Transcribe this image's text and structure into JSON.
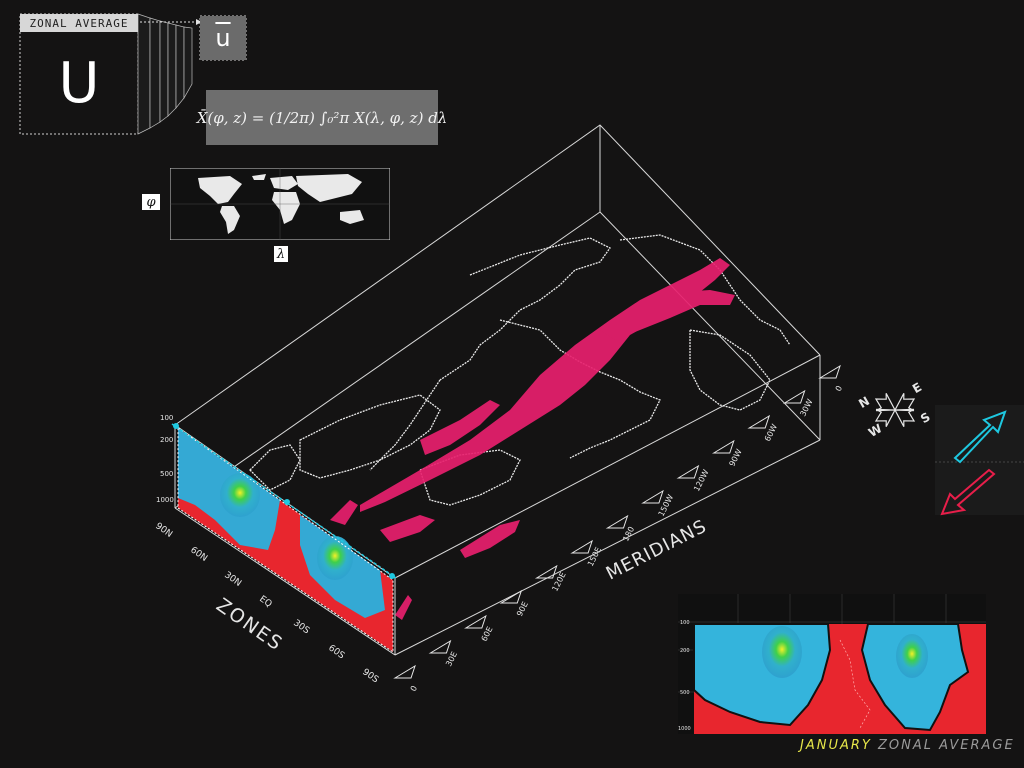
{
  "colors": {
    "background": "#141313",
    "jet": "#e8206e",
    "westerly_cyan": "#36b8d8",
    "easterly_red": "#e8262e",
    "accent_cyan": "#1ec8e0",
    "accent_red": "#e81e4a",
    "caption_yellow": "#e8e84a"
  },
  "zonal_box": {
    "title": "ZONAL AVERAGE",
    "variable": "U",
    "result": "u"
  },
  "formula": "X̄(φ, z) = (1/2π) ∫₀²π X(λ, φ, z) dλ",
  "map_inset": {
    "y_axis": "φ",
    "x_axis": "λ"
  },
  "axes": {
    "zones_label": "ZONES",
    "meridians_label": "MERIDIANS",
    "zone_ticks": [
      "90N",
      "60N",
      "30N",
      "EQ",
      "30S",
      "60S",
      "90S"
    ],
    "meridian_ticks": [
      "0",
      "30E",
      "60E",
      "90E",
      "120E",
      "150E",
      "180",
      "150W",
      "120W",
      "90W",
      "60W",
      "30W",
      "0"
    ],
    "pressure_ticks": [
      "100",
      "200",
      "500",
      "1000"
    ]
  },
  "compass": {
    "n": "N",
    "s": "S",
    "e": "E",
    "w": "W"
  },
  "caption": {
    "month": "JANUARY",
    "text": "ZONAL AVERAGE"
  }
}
◆ ◆ ◆
__Exercise goal__: Transcribe each entry above exactly, apart from the pictures.

__Output of the exercise__:
Transcribe this image's text and structure into JSON.
{
  "colors": {
    "background": "#141313",
    "jet": "#e8206e",
    "westerly_cyan": "#36b8d8",
    "easterly_red": "#e8262e",
    "accent_cyan": "#1ec8e0",
    "accent_red": "#e81e4a",
    "caption_yellow": "#e8e84a"
  },
  "zonal_box": {
    "title": "ZONAL AVERAGE",
    "variable": "U",
    "result": "u"
  },
  "formula": "X̄(φ, z) = (1/2π) ∫₀²π X(λ, φ, z) dλ",
  "map_inset": {
    "y_axis": "φ",
    "x_axis": "λ"
  },
  "axes": {
    "zones_label": "ZONES",
    "meridians_label": "MERIDIANS",
    "zone_ticks": [
      "90N",
      "60N",
      "30N",
      "EQ",
      "30S",
      "60S",
      "90S"
    ],
    "meridian_ticks": [
      "0",
      "30E",
      "60E",
      "90E",
      "120E",
      "150E",
      "180",
      "150W",
      "120W",
      "90W",
      "60W",
      "30W",
      "0"
    ],
    "pressure_ticks": [
      "100",
      "200",
      "500",
      "1000"
    ]
  },
  "compass": {
    "n": "N",
    "s": "S",
    "e": "E",
    "w": "W"
  },
  "caption": {
    "month": "JANUARY",
    "text": "ZONAL AVERAGE"
  }
}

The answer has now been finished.